(Collected data)
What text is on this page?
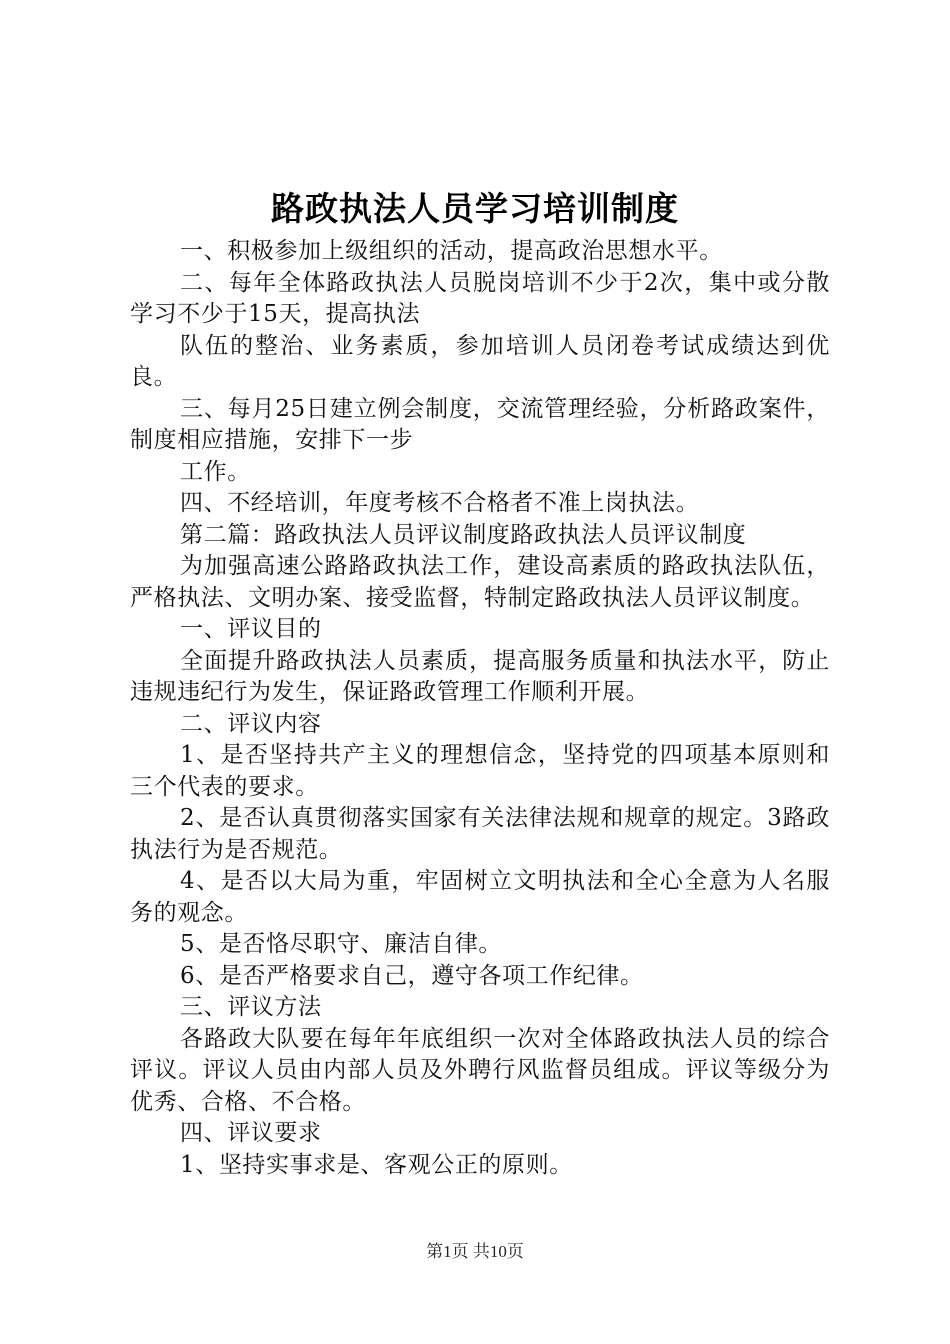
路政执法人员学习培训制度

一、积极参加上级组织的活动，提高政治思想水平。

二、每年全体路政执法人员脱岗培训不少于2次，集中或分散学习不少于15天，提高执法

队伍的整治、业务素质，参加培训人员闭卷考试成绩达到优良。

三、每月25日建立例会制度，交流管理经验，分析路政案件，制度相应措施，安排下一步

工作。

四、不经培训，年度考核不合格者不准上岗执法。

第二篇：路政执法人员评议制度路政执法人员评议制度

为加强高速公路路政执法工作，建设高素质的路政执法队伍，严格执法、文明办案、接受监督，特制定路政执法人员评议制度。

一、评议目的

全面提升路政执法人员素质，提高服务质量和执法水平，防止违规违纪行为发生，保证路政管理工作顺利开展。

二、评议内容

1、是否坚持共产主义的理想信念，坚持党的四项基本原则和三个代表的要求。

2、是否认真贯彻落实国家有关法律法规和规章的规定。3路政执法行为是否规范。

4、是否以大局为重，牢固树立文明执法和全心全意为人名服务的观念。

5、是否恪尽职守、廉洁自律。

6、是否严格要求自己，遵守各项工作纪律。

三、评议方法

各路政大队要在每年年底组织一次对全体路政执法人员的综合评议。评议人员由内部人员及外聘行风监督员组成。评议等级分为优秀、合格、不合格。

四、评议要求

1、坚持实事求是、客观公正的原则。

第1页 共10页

= Work to do =
Write the entries above out again exactly, but not the pictures.

= Full response =
What text is on this page?
路政执法人员学习培训制度

一、积极参加上级组织的活动，提高政治思想水平。

二、每年全体路政执法人员脱岗培训不少于2次，集中或分散学习不少于15天，提高执法

队伍的整治、业务素质，参加培训人员闭卷考试成绩达到优良。

三、每月25日建立例会制度，交流管理经验，分析路政案件，制度相应措施，安排下一步

工作。

四、不经培训，年度考核不合格者不准上岗执法。

第二篇：路政执法人员评议制度路政执法人员评议制度

为加强高速公路路政执法工作，建设高素质的路政执法队伍，严格执法、文明办案、接受监督，特制定路政执法人员评议制度。

一、评议目的

全面提升路政执法人员素质，提高服务质量和执法水平，防止违规违纪行为发生，保证路政管理工作顺利开展。

二、评议内容

1、是否坚持共产主义的理想信念，坚持党的四项基本原则和三个代表的要求。

2、是否认真贯彻落实国家有关法律法规和规章的规定。3路政执法行为是否规范。

4、是否以大局为重，牢固树立文明执法和全心全意为人名服务的观念。

5、是否恪尽职守、廉洁自律。

6、是否严格要求自己，遵守各项工作纪律。

三、评议方法

各路政大队要在每年年底组织一次对全体路政执法人员的综合评议。评议人员由内部人员及外聘行风监督员组成。评议等级分为优秀、合格、不合格。

四、评议要求

1、坚持实事求是、客观公正的原则。

第1页 共10页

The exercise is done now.